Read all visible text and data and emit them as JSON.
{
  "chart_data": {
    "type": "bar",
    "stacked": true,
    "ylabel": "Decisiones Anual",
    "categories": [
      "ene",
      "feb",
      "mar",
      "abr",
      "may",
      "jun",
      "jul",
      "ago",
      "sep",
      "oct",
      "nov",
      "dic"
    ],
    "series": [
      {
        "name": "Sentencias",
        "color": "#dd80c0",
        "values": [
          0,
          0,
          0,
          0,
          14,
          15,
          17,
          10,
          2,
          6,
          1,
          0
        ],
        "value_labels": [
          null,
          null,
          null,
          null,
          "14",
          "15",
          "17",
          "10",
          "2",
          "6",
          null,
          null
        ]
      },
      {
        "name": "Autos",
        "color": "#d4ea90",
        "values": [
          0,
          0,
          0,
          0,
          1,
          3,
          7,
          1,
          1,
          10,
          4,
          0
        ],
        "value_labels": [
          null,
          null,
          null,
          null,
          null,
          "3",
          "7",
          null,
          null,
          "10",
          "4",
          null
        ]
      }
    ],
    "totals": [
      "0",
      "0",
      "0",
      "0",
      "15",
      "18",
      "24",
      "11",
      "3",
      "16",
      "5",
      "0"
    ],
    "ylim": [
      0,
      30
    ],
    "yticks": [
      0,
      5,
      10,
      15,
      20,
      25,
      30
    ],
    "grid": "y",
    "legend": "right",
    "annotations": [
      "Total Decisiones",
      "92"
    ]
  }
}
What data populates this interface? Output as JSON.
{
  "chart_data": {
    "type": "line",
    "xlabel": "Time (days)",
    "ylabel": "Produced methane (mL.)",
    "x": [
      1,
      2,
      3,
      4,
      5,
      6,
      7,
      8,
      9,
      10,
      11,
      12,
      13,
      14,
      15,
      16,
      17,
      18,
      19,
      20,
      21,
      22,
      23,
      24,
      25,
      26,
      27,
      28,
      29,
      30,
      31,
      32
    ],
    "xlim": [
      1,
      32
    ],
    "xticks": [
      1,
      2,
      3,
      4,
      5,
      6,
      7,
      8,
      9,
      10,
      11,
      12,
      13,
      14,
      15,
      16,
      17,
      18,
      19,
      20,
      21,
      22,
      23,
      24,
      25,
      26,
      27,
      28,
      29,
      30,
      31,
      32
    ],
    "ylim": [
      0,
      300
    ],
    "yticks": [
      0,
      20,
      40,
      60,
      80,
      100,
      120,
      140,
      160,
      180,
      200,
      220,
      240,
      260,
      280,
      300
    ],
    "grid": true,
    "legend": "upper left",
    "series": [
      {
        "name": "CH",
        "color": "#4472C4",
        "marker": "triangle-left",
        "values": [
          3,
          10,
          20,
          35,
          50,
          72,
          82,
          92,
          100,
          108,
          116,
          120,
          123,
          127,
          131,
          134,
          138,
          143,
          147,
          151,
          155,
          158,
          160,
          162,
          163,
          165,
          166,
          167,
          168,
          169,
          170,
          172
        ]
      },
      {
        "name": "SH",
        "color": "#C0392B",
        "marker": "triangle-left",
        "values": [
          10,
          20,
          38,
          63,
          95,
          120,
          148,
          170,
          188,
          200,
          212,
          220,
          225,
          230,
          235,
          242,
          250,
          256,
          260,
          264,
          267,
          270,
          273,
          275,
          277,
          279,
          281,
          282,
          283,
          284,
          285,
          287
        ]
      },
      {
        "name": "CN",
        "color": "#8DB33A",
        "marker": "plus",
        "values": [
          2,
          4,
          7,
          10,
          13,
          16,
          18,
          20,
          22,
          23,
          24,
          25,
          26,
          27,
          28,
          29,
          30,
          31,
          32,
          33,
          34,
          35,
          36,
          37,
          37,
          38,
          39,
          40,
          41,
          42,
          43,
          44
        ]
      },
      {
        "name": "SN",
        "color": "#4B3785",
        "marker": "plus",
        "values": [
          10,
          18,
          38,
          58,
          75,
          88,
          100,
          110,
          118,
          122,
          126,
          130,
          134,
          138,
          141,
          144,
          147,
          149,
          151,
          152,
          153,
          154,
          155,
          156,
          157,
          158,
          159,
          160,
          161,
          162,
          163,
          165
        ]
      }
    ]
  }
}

---

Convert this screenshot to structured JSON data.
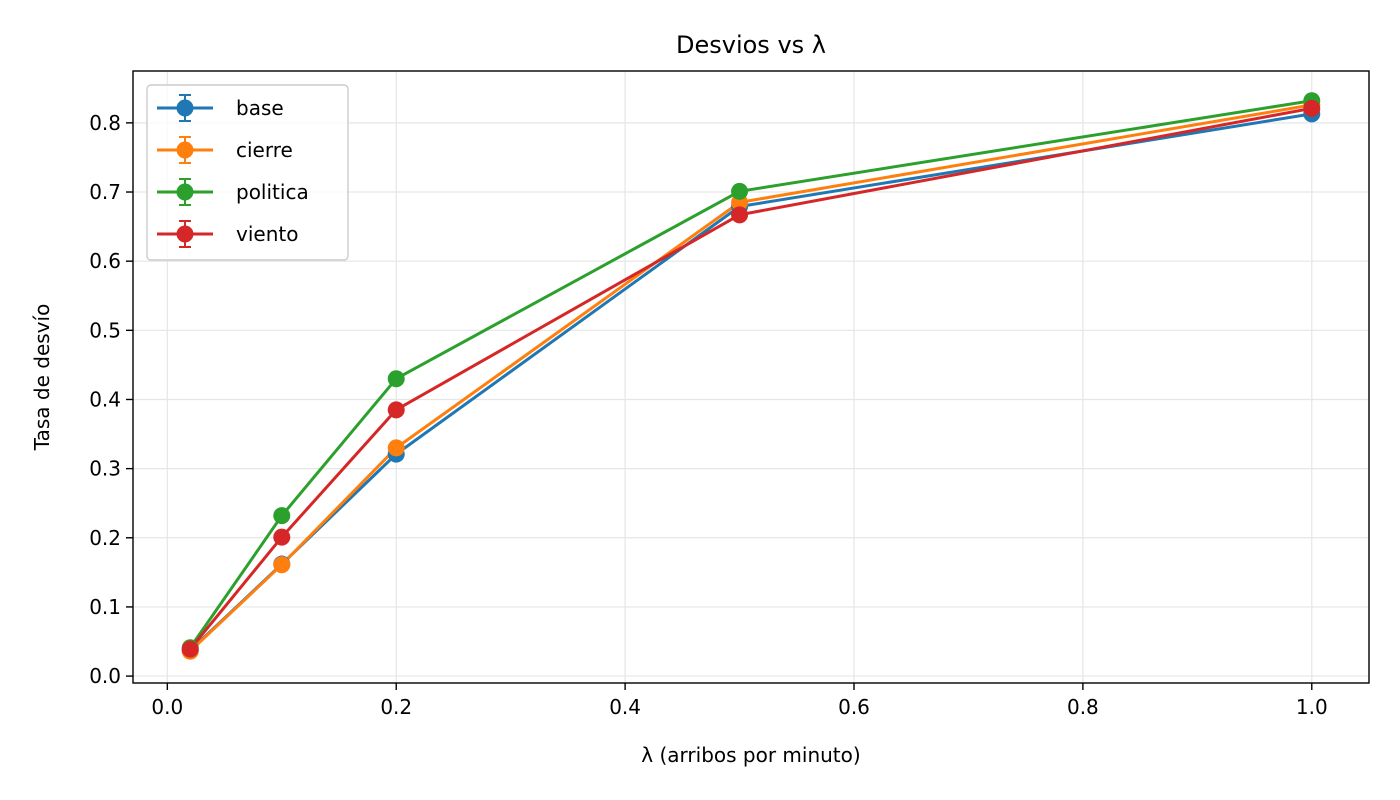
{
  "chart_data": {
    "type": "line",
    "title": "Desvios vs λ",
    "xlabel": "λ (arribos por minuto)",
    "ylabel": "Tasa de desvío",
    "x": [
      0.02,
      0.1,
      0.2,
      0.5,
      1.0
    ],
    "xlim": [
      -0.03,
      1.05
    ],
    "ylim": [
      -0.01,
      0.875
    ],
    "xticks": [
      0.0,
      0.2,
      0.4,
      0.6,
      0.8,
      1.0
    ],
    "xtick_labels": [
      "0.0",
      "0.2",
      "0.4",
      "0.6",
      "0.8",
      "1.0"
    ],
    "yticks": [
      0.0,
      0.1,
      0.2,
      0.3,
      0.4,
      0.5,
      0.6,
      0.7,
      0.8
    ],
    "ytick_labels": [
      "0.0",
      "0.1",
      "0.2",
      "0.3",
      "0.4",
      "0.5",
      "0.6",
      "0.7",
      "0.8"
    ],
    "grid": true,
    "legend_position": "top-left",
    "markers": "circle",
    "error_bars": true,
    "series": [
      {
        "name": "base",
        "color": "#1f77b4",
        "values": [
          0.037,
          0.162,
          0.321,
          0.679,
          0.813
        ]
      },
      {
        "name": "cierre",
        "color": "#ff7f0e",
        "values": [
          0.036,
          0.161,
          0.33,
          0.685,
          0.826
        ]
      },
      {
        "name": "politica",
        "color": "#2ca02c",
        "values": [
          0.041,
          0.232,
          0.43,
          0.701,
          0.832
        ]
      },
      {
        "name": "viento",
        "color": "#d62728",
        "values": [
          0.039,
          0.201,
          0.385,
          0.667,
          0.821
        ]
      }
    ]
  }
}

--

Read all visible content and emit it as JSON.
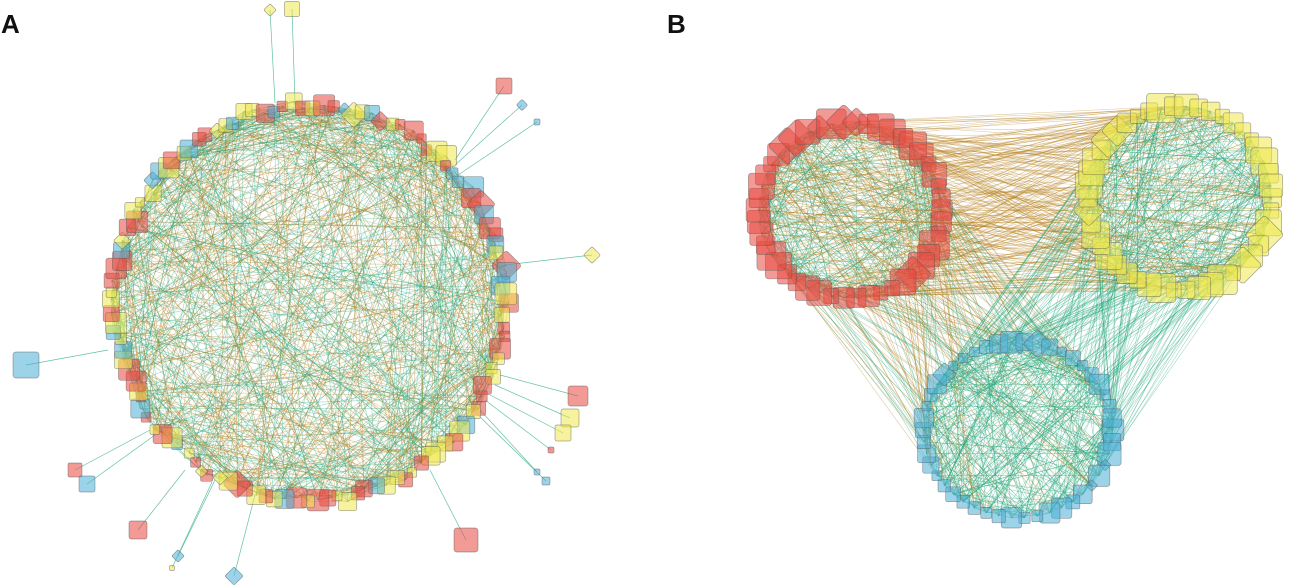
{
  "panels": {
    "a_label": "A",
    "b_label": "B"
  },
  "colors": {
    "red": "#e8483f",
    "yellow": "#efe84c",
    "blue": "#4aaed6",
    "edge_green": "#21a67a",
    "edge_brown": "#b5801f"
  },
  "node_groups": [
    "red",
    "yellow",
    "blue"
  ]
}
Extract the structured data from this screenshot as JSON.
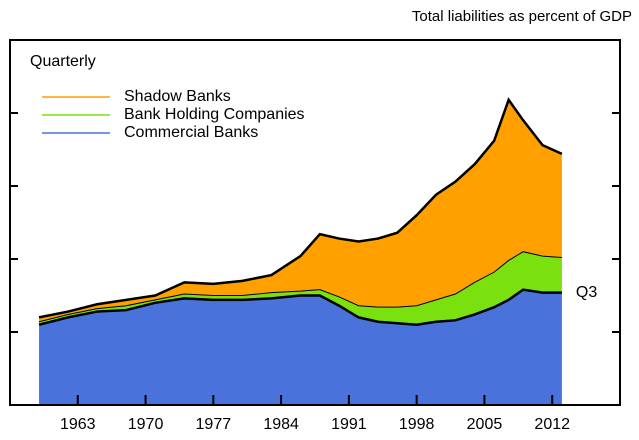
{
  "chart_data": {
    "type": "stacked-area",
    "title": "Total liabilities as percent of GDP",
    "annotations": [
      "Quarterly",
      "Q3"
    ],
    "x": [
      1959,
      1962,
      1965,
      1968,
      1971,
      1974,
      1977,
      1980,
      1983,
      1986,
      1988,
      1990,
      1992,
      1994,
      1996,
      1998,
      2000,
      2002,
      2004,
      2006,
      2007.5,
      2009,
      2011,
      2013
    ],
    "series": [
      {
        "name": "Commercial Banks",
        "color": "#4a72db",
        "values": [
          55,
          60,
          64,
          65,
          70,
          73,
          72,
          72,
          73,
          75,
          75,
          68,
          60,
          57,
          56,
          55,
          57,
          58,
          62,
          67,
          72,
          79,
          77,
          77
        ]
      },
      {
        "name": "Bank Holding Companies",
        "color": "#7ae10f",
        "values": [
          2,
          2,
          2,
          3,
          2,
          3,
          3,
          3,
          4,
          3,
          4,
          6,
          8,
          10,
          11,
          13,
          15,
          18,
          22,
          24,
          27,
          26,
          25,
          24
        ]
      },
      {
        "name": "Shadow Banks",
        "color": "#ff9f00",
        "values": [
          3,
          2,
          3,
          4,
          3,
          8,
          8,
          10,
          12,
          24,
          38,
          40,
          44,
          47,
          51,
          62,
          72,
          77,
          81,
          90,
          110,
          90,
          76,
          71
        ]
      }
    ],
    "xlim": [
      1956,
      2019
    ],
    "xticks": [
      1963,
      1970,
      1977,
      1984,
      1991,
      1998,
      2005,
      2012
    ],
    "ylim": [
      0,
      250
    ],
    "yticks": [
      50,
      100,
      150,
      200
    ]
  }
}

### Exercise details
How many lines of the listing include the string "emit"? Answer with the number alone.

### Solved problem
2